TASK TO CARRY OUT: All of the data below must be repeated exactly.
################
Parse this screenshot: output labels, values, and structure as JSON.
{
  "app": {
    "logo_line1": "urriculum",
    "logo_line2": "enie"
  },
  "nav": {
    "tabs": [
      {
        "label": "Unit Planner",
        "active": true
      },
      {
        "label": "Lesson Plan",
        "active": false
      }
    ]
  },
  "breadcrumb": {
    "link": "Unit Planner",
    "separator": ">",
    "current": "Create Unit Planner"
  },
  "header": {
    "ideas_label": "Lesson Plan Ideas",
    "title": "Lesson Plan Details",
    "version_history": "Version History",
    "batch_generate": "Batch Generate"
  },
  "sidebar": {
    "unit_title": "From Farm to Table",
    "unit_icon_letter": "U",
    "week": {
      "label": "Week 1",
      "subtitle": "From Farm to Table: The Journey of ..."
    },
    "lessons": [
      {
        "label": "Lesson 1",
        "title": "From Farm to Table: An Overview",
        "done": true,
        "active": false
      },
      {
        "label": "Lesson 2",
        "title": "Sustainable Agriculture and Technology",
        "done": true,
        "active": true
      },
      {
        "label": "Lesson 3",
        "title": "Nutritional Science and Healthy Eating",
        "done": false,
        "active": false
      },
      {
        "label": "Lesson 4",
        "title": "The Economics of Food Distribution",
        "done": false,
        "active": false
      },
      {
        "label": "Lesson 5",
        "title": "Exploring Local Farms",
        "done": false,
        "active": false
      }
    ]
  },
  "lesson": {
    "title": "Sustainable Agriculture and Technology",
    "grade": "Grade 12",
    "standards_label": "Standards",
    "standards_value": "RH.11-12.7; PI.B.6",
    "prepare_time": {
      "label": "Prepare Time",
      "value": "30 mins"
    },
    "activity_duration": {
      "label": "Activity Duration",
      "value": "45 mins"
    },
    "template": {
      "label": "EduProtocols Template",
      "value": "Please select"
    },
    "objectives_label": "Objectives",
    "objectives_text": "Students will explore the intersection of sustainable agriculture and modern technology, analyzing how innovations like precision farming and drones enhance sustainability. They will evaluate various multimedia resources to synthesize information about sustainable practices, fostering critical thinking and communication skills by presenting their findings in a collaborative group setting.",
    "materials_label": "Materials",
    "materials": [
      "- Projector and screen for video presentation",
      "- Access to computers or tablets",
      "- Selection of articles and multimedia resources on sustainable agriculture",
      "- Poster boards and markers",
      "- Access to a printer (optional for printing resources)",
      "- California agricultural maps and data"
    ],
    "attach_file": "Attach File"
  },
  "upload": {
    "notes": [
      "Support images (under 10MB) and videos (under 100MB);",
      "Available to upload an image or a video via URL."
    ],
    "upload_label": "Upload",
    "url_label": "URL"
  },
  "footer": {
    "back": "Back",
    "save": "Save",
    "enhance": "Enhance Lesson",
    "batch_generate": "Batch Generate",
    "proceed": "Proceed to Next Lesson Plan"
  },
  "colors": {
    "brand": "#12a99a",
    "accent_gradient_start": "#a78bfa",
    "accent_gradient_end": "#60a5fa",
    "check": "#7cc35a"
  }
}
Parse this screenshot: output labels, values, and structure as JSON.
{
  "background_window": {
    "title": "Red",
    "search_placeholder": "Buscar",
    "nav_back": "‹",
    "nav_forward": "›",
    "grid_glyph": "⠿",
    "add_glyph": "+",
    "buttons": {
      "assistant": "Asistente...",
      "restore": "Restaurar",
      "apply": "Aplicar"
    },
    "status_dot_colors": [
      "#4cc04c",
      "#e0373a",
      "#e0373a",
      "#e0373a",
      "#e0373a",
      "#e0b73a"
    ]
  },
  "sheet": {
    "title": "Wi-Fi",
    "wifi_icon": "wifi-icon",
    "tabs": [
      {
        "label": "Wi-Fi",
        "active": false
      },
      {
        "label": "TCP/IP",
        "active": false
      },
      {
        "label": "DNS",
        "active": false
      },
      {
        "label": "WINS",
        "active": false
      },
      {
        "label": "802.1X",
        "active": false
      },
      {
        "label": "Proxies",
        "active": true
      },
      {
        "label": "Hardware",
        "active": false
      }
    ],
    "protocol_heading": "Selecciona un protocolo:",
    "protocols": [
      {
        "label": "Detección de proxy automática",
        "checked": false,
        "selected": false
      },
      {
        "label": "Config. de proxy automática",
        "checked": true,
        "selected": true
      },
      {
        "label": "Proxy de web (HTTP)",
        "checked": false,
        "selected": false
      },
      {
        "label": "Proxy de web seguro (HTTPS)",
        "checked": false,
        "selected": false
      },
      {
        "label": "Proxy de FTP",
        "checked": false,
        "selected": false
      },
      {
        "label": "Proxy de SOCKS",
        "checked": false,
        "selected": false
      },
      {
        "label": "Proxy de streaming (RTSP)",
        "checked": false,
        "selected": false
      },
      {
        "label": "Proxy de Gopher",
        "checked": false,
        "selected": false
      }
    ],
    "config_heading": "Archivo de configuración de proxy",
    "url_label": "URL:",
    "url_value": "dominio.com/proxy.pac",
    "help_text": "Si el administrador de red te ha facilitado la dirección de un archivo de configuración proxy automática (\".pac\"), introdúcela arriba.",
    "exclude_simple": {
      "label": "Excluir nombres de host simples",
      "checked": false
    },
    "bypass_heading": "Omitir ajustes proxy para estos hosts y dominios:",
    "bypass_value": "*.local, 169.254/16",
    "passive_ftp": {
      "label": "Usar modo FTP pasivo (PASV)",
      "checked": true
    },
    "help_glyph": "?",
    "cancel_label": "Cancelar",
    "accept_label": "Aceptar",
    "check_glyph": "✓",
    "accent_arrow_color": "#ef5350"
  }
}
################
RESULT OF THIS TASK:
Parse this screenshot: output labels, values, and structure as JSON.
{
  "app": {
    "logo_line1": "urriculum",
    "logo_line2": "enie"
  },
  "nav": {
    "tabs": [
      {
        "label": "Unit Planner",
        "active": true
      },
      {
        "label": "Lesson Plan",
        "active": false
      }
    ]
  },
  "breadcrumb": {
    "link": "Unit Planner",
    "separator": ">",
    "current": "Create Unit Planner"
  },
  "header": {
    "ideas_label": "Lesson Plan Ideas",
    "title": "Lesson Plan Details",
    "version_history": "Version History",
    "batch_generate": "Batch Generate"
  },
  "sidebar": {
    "unit_title": "From Farm to Table",
    "unit_icon_letter": "U",
    "week": {
      "label": "Week 1",
      "subtitle": "From Farm to Table: The Journey of ..."
    },
    "lessons": [
      {
        "label": "Lesson 1",
        "title": "From Farm to Table: An Overview",
        "done": true,
        "active": false
      },
      {
        "label": "Lesson 2",
        "title": "Sustainable Agriculture and Technology",
        "done": true,
        "active": true
      },
      {
        "label": "Lesson 3",
        "title": "Nutritional Science and Healthy Eating",
        "done": false,
        "active": false
      },
      {
        "label": "Lesson 4",
        "title": "The Economics of Food Distribution",
        "done": false,
        "active": false
      },
      {
        "label": "Lesson 5",
        "title": "Exploring Local Farms",
        "done": false,
        "active": false
      }
    ]
  },
  "lesson": {
    "title": "Sustainable Agriculture and Technology",
    "grade": "Grade 12",
    "standards_label": "Standards",
    "standards_value": "RH.11-12.7; PI.B.6",
    "prepare_time": {
      "label": "Prepare Time",
      "value": "30 mins"
    },
    "activity_duration": {
      "label": "Activity Duration",
      "value": "45 mins"
    },
    "template": {
      "label": "EduProtocols Template",
      "value": "Please select"
    },
    "objectives_label": "Objectives",
    "objectives_text": "Students will explore the intersection of sustainable agriculture and modern technology, analyzing how innovations like precision farming and drones enhance sustainability. They will evaluate various multimedia resources to synthesize information about sustainable practices, fostering critical thinking and communication skills by presenting their findings in a collaborative group setting.",
    "materials_label": "Materials",
    "materials": [
      "- Projector and screen for video presentation",
      "- Access to computers or tablets",
      "- Selection of articles and multimedia resources on sustainable agriculture",
      "- Poster boards and markers",
      "- Access to a printer (optional for printing resources)",
      "- California agricultural maps and data"
    ],
    "attach_file": "Attach File"
  },
  "upload": {
    "notes": [
      "Support images (under 10MB) and videos (under 100MB);",
      "Available to upload an image or a video via URL."
    ],
    "upload_label": "Upload",
    "url_label": "URL"
  },
  "footer": {
    "back": "Back",
    "save": "Save",
    "enhance": "Enhance Lesson",
    "batch_generate": "Batch Generate",
    "proceed": "Proceed to Next Lesson Plan"
  },
  "colors": {
    "brand": "#12a99a",
    "accent_gradient_start": "#a78bfa",
    "accent_gradient_end": "#60a5fa",
    "check": "#7cc35a"
  }
}
Parse this screenshot: output labels, values, and structure as JSON.
{
  "background_window": {
    "title": "Red",
    "search_placeholder": "Buscar",
    "nav_back": "‹",
    "nav_forward": "›",
    "grid_glyph": "⠿",
    "add_glyph": "+",
    "buttons": {
      "assistant": "Asistente...",
      "restore": "Restaurar",
      "apply": "Aplicar"
    },
    "status_dot_colors": [
      "#4cc04c",
      "#e0373a",
      "#e0373a",
      "#e0373a",
      "#e0373a",
      "#e0b73a"
    ]
  },
  "sheet": {
    "title": "Wi-Fi",
    "wifi_icon": "wifi-icon",
    "tabs": [
      {
        "label": "Wi-Fi",
        "active": false
      },
      {
        "label": "TCP/IP",
        "active": false
      },
      {
        "label": "DNS",
        "active": false
      },
      {
        "label": "WINS",
        "active": false
      },
      {
        "label": "802.1X",
        "active": false
      },
      {
        "label": "Proxies",
        "active": true
      },
      {
        "label": "Hardware",
        "active": false
      }
    ],
    "protocol_heading": "Selecciona un protocolo:",
    "protocols": [
      {
        "label": "Detección de proxy automática",
        "checked": false,
        "selected": false
      },
      {
        "label": "Config. de proxy automática",
        "checked": true,
        "selected": true
      },
      {
        "label": "Proxy de web (HTTP)",
        "checked": false,
        "selected": false
      },
      {
        "label": "Proxy de web seguro (HTTPS)",
        "checked": false,
        "selected": false
      },
      {
        "label": "Proxy de FTP",
        "checked": false,
        "selected": false
      },
      {
        "label": "Proxy de SOCKS",
        "checked": false,
        "selected": false
      },
      {
        "label": "Proxy de streaming (RTSP)",
        "checked": false,
        "selected": false
      },
      {
        "label": "Proxy de Gopher",
        "checked": false,
        "selected": false
      }
    ],
    "config_heading": "Archivo de configuración de proxy",
    "url_label": "URL:",
    "url_value": "dominio.com/proxy.pac",
    "help_text": "Si el administrador de red te ha facilitado la dirección de un archivo de configuración proxy automática (\".pac\"), introdúcela arriba.",
    "exclude_simple": {
      "label": "Excluir nombres de host simples",
      "checked": false
    },
    "bypass_heading": "Omitir ajustes proxy para estos hosts y dominios:",
    "bypass_value": "*.local, 169.254/16",
    "passive_ftp": {
      "label": "Usar modo FTP pasivo (PASV)",
      "checked": true
    },
    "help_glyph": "?",
    "cancel_label": "Cancelar",
    "accept_label": "Aceptar",
    "check_glyph": "✓",
    "accent_arrow_color": "#ef5350"
  }
}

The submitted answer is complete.